■ SHORT EXERCISE A:
Turn the entries below into a JSON list of strings, one string per line, skipping blank lines, starting at the first entry and ending at the line that contains "0, 645, 33]".
..........
This is an archive of the discontinued LLVM Phabricator instance.

Support lib changes to allow VFS implementation handling working dir locally.
AbandonedPublic

Authored by ilya-biryukov on Aug 3 2017, 4:51 AM.

Details

Reviewers
None
Summary

This is in unfinished state as of now and not ready for submission.

  • Has a bunch of TODOs that must be fixed.
  • Laking Windows implementation.

Event Timeline

ilya-biryukov created this revision.Aug 3 2017, 4:51 AM

Hi, @chapuni,

@klimek told me you could probably help with Windows-specific questions.

We're working on making clang's vfs::RealFileSystem more thread-friendly. Current implementation uses process-global working directory, we want to get rid of that. (vfs::FileSystem has setCurrentWorkingDirectory and must do all relative paths lookups according to its value).
To do that, we want to store file descriptor of working directory in vfs::RealFileSystem and do all lookups relatively to that. On Unix we achieve that by calling openat and their equivalents.
This review contains a prototype of the changes we need to Support library to make it work on Unix. The question is how to do it properly on Windows.

After doing some research, it seems that we should use NtCreateFile and pass proper ObjectAttributes.RootDirectory (e.g. see this stackoverflow question).
But AFAIU, this means we'll have to rewrite the Windows version Path.inc to use Nt-functions everywhere.
What are your thoughts on that? Is it ok to rewrite Path.inc to use Nt functions? Are there any alternative implementations/APIs that would work for us?
..........
■ SHORT EXERCISE B:
Copy the Phabricator review page above word for word.
..........
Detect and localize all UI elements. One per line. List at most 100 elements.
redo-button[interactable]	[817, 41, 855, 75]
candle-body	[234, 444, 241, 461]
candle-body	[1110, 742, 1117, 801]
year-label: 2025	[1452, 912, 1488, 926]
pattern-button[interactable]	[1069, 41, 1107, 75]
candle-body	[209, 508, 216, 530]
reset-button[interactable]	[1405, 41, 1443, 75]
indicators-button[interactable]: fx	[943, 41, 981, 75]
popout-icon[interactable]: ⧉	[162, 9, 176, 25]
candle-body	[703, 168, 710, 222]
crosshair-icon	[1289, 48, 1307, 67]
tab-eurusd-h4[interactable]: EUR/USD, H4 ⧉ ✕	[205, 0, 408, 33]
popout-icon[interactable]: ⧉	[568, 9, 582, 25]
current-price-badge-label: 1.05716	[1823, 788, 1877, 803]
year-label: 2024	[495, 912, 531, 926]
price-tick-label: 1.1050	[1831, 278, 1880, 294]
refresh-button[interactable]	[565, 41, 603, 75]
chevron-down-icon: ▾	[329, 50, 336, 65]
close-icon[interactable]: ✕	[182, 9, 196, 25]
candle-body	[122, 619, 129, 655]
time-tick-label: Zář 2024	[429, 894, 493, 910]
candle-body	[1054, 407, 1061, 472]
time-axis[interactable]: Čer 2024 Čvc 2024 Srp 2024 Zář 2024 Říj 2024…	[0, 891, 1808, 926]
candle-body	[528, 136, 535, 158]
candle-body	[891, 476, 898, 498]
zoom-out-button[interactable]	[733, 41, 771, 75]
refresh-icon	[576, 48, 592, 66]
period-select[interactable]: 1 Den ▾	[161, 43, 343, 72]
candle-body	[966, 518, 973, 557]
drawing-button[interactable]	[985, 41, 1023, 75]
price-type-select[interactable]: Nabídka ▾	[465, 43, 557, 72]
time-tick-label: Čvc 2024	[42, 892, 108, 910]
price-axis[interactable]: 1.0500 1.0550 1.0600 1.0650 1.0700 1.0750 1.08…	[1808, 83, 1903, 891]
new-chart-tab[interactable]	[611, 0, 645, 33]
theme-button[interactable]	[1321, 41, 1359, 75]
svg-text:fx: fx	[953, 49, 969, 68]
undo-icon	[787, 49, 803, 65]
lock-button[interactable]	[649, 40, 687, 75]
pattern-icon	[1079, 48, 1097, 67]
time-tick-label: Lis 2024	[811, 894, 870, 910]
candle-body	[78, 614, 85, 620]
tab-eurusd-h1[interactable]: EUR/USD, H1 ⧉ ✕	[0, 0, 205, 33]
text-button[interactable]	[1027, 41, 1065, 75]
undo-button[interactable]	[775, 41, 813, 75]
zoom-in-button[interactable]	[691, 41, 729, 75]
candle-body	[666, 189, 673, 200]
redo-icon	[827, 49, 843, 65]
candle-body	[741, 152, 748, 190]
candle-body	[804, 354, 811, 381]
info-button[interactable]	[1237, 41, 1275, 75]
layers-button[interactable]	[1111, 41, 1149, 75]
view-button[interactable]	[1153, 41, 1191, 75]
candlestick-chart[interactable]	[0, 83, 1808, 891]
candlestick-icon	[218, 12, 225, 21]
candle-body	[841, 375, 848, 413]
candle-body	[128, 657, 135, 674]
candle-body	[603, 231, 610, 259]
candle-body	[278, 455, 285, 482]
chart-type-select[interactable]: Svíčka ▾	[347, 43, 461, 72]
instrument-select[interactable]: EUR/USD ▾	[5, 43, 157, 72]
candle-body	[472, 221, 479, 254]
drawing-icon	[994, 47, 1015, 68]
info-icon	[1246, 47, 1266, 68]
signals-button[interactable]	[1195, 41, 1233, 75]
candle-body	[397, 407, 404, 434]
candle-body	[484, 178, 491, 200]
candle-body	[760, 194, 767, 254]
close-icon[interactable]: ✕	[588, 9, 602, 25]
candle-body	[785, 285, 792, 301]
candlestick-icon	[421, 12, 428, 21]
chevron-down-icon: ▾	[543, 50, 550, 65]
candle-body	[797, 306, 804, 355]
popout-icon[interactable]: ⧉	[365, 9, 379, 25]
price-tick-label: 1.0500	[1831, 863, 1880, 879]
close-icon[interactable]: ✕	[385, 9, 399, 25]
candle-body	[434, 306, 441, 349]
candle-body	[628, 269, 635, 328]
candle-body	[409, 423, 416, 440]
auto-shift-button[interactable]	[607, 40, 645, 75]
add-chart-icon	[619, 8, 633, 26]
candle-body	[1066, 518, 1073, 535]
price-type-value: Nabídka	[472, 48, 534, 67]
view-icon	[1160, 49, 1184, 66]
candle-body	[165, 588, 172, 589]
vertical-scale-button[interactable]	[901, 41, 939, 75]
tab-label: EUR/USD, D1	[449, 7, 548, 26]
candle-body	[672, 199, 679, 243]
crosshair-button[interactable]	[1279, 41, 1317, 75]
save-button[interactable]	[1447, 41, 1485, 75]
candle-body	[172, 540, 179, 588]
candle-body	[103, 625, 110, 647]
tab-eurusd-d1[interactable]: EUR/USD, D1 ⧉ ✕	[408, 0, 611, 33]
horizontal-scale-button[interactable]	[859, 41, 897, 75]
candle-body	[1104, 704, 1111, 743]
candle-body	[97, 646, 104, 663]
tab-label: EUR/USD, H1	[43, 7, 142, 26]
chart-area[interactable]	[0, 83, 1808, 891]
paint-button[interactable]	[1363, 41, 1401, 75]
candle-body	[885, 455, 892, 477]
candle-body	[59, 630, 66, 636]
..........
■ WORKED ANSWER A:
[
  "Detect and localize all UI elements. One per line. List at most 100 elements.",
  "redo-button[interactable]\t[817, 41, 855, 75]",
  "candle-body\t[234, 444, 241, 461]",
  "candle-body\t[1110, 742, 1117, 801]",
  "year-label: 2025\t[1452, 912, 1488, 926]",
  "pattern-button[interactable]\t[1069, 41, 1107, 75]",
  "candle-body\t[209, 508, 216, 530]",
  "reset-button[interactable]\t[1405, 41, 1443, 75]",
  "indicators-button[interactable]: fx\t[943, 41, 981, 75]",
  "popout-icon[interactable]: ⧉\t[162, 9, 176, 25]",
  "candle-body\t[703, 168, 710, 222]",
  "crosshair-icon\t[1289, 48, 1307, 67]",
  "tab-eurusd-h4[interactable]: EUR/USD, H4 ⧉ ✕\t[205, 0, 408, 33]",
  "popout-icon[interactable]: ⧉\t[568, 9, 582, 25]",
  "current-price-badge-label: 1.05716\t[1823, 788, 1877, 803]",
  "year-label: 2024\t[495, 912, 531, 926]",
  "price-tick-label: 1.1050\t[1831, 278, 1880, 294]",
  "refresh-button[interactable]\t[565, 41, 603, 75]",
  "chevron-down-icon: ▾\t[329, 50, 336, 65]",
  "close-icon[interactable]: ✕\t[182, 9, 196, 25]",
  "candle-body\t[122, 619, 129, 655]",
  "time-tick-label: Zář 2024\t[429, 894, 493, 910]",
  "candle-body\t[1054, 407, 1061, 472]",
  "time-axis[interactable]: Čer 2024 Čvc 2024 Srp 2024 Zář 2024 Říj 2024…\t[0, 891, 1808, 926]",
  "candle-body\t[528, 136, 535, 158]",
  "candle-body\t[891, 476, 898, 498]",
  "zoom-out-button[interactable]\t[733, 41, 771, 75]",
  "refresh-icon\t[576, 48, 592, 66]",
  "period-select[interactable]: 1 Den ▾\t[161, 43, 343, 72]",
  "candle-body\t[966, 518, 973, 557]",
  "drawing-button[interactable]\t[985, 41, 1023, 75]",
  "price-type-select[interactable]: Nabídka ▾\t[465, 43, 557, 72]",
  "time-tick-label: Čvc 2024\t[42, 892, 108, 910]",
  "price-axis[interactable]: 1.0500 1.0550 1.0600 1.0650 1.0700 1.0750 1.08…\t[1808, 83, 1903, 891]",
  "new-chart-tab[interactable]\t[611, 0, 645, 33]"
]

■ WORKED ANSWER B:
This is an archive of the discontinued LLVM Phabricator instance.

Support lib changes to allow VFS implementation handling working dir locally.
AbandonedPublic

Authored by ilya-biryukov on Aug 3 2017, 4:51 AM.

Details

Reviewers
None
Summary

This is in unfinished state as of now and not ready for submission.

  • Has a bunch of TODOs that must be fixed.
  • Laking Windows implementation.

Event Timeline

ilya-biryukov created this revision.Aug 3 2017, 4:51 AM

Hi, @chapuni,

@klimek told me you could probably help with Windows-specific questions.

We're working on making clang's vfs::RealFileSystem more thread-friendly. Current implementation uses process-global working directory, we want to get rid of that. (vfs::FileSystem has setCurrentWorkingDirectory and must do all relative paths lookups according to its value).
To do that, we want to store file descriptor of working directory in vfs::RealFileSystem and do all lookups relatively to that. On Unix we achieve that by calling openat and their equivalents.
This review contains a prototype of the changes we need to Support library to make it work on Unix. The question is how to do it properly on Windows.

After doing some research, it seems that we should use NtCreateFile and pass proper ObjectAttributes.RootDirectory (e.g. see this stackoverflow question).
But AFAIU, this means we'll have to rewrite the Windows version Path.inc to use Nt-functions everywhere.
What are your thoughts on that? Is it ok to rewrite Path.inc to use Nt functions? Are there any alternative implementations/APIs that would work for us?